** START OF Material supplied **

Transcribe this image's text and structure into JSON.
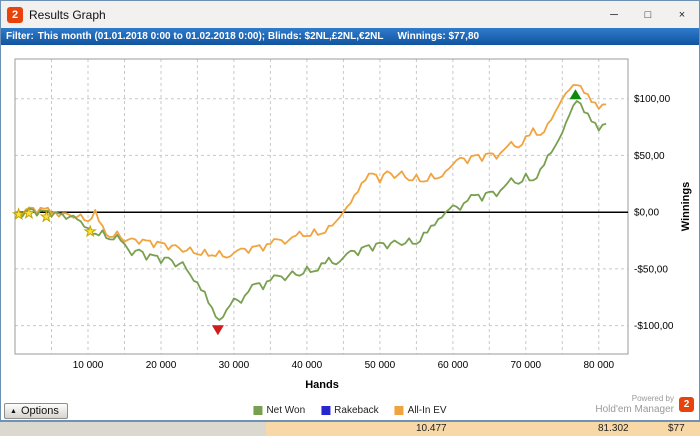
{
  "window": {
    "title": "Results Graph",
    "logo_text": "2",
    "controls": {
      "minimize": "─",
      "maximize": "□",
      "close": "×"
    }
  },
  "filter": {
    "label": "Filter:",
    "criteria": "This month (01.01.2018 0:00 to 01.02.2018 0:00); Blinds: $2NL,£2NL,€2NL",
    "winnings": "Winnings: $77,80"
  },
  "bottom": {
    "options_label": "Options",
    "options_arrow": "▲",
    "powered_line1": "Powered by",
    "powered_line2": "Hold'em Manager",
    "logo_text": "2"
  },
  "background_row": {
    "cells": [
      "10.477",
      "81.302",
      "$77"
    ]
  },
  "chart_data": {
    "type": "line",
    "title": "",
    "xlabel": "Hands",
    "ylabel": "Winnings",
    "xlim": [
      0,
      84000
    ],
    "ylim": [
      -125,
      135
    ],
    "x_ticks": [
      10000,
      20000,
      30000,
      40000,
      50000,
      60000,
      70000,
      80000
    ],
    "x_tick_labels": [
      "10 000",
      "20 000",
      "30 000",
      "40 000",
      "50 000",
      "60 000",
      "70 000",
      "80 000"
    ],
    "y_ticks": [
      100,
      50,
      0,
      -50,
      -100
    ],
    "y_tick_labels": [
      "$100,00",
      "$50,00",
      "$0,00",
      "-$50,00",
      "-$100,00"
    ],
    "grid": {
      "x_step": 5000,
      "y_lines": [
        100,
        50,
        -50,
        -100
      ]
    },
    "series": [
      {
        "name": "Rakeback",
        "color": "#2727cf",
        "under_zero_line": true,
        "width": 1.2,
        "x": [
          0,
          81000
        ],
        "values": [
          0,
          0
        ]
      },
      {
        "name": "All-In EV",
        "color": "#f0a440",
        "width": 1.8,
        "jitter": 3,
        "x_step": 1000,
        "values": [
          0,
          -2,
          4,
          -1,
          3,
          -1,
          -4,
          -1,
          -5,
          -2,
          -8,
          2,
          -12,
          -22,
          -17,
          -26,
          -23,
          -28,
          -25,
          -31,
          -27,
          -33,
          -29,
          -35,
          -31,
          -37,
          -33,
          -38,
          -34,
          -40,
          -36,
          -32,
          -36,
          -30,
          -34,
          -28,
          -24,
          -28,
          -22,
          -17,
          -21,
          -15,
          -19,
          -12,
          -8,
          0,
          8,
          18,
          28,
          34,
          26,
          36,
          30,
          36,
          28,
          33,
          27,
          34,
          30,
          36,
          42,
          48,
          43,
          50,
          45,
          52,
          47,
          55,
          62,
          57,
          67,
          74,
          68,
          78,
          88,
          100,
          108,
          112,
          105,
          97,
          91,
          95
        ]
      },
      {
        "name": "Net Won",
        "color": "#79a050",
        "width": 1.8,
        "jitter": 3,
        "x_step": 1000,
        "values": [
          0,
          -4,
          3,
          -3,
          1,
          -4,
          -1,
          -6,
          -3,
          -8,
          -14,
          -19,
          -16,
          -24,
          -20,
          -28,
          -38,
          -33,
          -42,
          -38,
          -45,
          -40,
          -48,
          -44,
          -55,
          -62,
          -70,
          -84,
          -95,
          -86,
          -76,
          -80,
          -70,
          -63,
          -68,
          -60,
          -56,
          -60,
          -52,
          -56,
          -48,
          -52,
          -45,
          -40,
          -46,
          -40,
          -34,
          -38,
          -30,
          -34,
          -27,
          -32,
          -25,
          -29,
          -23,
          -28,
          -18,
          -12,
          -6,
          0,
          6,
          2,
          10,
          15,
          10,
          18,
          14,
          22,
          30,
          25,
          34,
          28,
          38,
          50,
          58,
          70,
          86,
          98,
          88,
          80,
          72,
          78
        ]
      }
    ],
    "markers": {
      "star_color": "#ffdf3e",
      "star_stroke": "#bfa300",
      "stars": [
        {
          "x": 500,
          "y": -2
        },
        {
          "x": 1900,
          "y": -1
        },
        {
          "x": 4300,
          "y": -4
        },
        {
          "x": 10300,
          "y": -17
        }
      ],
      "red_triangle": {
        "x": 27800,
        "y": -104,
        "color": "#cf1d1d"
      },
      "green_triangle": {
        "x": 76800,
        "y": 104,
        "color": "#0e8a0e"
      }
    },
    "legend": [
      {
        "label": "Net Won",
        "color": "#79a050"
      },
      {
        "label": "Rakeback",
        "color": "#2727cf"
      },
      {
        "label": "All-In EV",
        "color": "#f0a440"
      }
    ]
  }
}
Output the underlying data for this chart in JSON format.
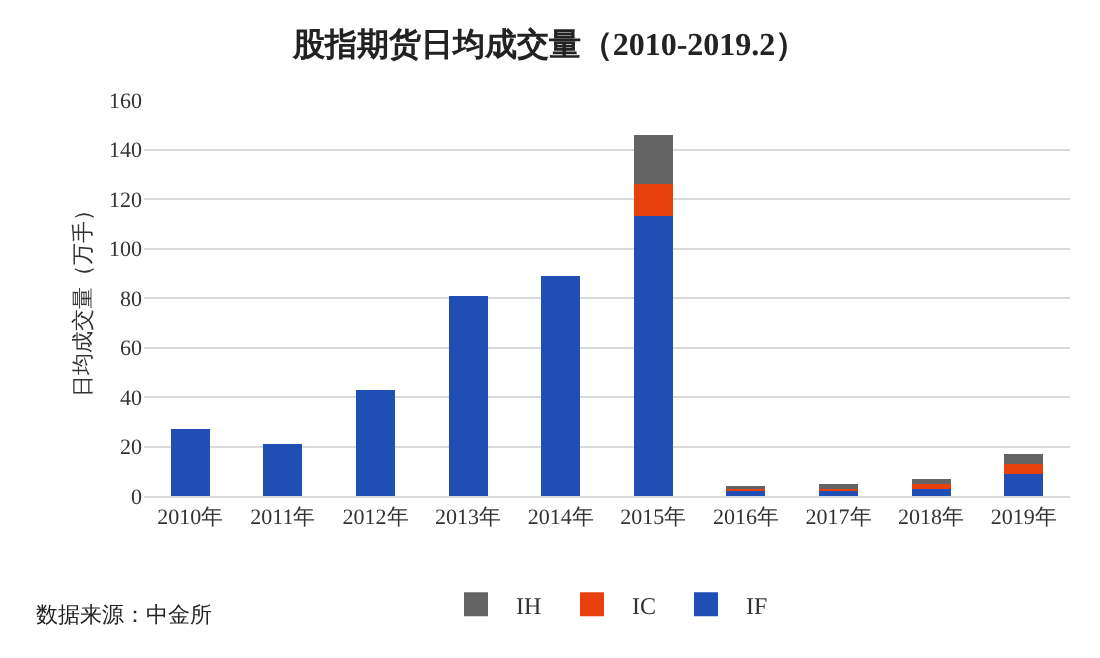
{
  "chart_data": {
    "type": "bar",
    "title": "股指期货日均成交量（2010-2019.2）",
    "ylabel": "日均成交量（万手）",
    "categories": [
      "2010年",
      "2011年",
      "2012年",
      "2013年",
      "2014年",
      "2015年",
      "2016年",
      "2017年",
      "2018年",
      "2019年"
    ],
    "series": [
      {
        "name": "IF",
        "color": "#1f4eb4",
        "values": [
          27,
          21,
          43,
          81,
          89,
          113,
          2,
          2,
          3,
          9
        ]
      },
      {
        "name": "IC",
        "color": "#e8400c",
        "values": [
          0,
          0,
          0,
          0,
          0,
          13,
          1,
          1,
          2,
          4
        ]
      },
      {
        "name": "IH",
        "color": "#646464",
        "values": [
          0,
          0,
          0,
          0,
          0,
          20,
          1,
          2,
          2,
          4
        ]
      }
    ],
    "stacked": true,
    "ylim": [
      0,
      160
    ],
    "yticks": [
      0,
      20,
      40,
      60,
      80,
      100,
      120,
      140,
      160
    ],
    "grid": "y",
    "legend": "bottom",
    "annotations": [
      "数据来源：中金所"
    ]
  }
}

** END OF Material supplied **

Transcribe each line above verbatim, with the pictures left out.

◆ **Task output**
Transcribe this image's text and structure into JSON.
{
  "window": {
    "title": "Results Graph",
    "logo_text": "2",
    "controls": {
      "minimize": "─",
      "maximize": "□",
      "close": "×"
    }
  },
  "filter": {
    "label": "Filter:",
    "criteria": "This month (01.01.2018 0:00 to 01.02.2018 0:00); Blinds: $2NL,£2NL,€2NL",
    "winnings": "Winnings: $77,80"
  },
  "bottom": {
    "options_label": "Options",
    "options_arrow": "▲",
    "powered_line1": "Powered by",
    "powered_line2": "Hold'em Manager",
    "logo_text": "2"
  },
  "background_row": {
    "cells": [
      "10.477",
      "81.302",
      "$77"
    ]
  },
  "chart_data": {
    "type": "line",
    "title": "",
    "xlabel": "Hands",
    "ylabel": "Winnings",
    "xlim": [
      0,
      84000
    ],
    "ylim": [
      -125,
      135
    ],
    "x_ticks": [
      10000,
      20000,
      30000,
      40000,
      50000,
      60000,
      70000,
      80000
    ],
    "x_tick_labels": [
      "10 000",
      "20 000",
      "30 000",
      "40 000",
      "50 000",
      "60 000",
      "70 000",
      "80 000"
    ],
    "y_ticks": [
      100,
      50,
      0,
      -50,
      -100
    ],
    "y_tick_labels": [
      "$100,00",
      "$50,00",
      "$0,00",
      "-$50,00",
      "-$100,00"
    ],
    "grid": {
      "x_step": 5000,
      "y_lines": [
        100,
        50,
        -50,
        -100
      ]
    },
    "series": [
      {
        "name": "Rakeback",
        "color": "#2727cf",
        "under_zero_line": true,
        "width": 1.2,
        "x": [
          0,
          81000
        ],
        "values": [
          0,
          0
        ]
      },
      {
        "name": "All-In EV",
        "color": "#f0a440",
        "width": 1.8,
        "jitter": 3,
        "x_step": 1000,
        "values": [
          0,
          -2,
          4,
          -1,
          3,
          -1,
          -4,
          -1,
          -5,
          -2,
          -8,
          2,
          -12,
          -22,
          -17,
          -26,
          -23,
          -28,
          -25,
          -31,
          -27,
          -33,
          -29,
          -35,
          -31,
          -37,
          -33,
          -38,
          -34,
          -40,
          -36,
          -32,
          -36,
          -30,
          -34,
          -28,
          -24,
          -28,
          -22,
          -17,
          -21,
          -15,
          -19,
          -12,
          -8,
          0,
          8,
          18,
          28,
          34,
          26,
          36,
          30,
          36,
          28,
          33,
          27,
          34,
          30,
          36,
          42,
          48,
          43,
          50,
          45,
          52,
          47,
          55,
          62,
          57,
          67,
          74,
          68,
          78,
          88,
          100,
          108,
          112,
          105,
          97,
          91,
          95
        ]
      },
      {
        "name": "Net Won",
        "color": "#79a050",
        "width": 1.8,
        "jitter": 3,
        "x_step": 1000,
        "values": [
          0,
          -4,
          3,
          -3,
          1,
          -4,
          -1,
          -6,
          -3,
          -8,
          -14,
          -19,
          -16,
          -24,
          -20,
          -28,
          -38,
          -33,
          -42,
          -38,
          -45,
          -40,
          -48,
          -44,
          -55,
          -62,
          -70,
          -84,
          -95,
          -86,
          -76,
          -80,
          -70,
          -63,
          -68,
          -60,
          -56,
          -60,
          -52,
          -56,
          -48,
          -52,
          -45,
          -40,
          -46,
          -40,
          -34,
          -38,
          -30,
          -34,
          -27,
          -32,
          -25,
          -29,
          -23,
          -28,
          -18,
          -12,
          -6,
          0,
          6,
          2,
          10,
          15,
          10,
          18,
          14,
          22,
          30,
          25,
          34,
          28,
          38,
          50,
          58,
          70,
          86,
          98,
          88,
          80,
          72,
          78
        ]
      }
    ],
    "markers": {
      "star_color": "#ffdf3e",
      "star_stroke": "#bfa300",
      "stars": [
        {
          "x": 500,
          "y": -2
        },
        {
          "x": 1900,
          "y": -1
        },
        {
          "x": 4300,
          "y": -4
        },
        {
          "x": 10300,
          "y": -17
        }
      ],
      "red_triangle": {
        "x": 27800,
        "y": -104,
        "color": "#cf1d1d"
      },
      "green_triangle": {
        "x": 76800,
        "y": 104,
        "color": "#0e8a0e"
      }
    },
    "legend": [
      {
        "label": "Net Won",
        "color": "#79a050"
      },
      {
        "label": "Rakeback",
        "color": "#2727cf"
      },
      {
        "label": "All-In EV",
        "color": "#f0a440"
      }
    ]
  }
}
Output the underlying data for this chart in JSON format.
{
  "chart_data": {
    "type": "bar",
    "title": "股指期货日均成交量（2010-2019.2）",
    "ylabel": "日均成交量（万手）",
    "categories": [
      "2010年",
      "2011年",
      "2012年",
      "2013年",
      "2014年",
      "2015年",
      "2016年",
      "2017年",
      "2018年",
      "2019年"
    ],
    "series": [
      {
        "name": "IF",
        "color": "#1f4eb4",
        "values": [
          27,
          21,
          43,
          81,
          89,
          113,
          2,
          2,
          3,
          9
        ]
      },
      {
        "name": "IC",
        "color": "#e8400c",
        "values": [
          0,
          0,
          0,
          0,
          0,
          13,
          1,
          1,
          2,
          4
        ]
      },
      {
        "name": "IH",
        "color": "#646464",
        "values": [
          0,
          0,
          0,
          0,
          0,
          20,
          1,
          2,
          2,
          4
        ]
      }
    ],
    "stacked": true,
    "ylim": [
      0,
      160
    ],
    "yticks": [
      0,
      20,
      40,
      60,
      80,
      100,
      120,
      140,
      160
    ],
    "grid": "y",
    "legend": "bottom",
    "annotations": [
      "数据来源：中金所"
    ]
  }
}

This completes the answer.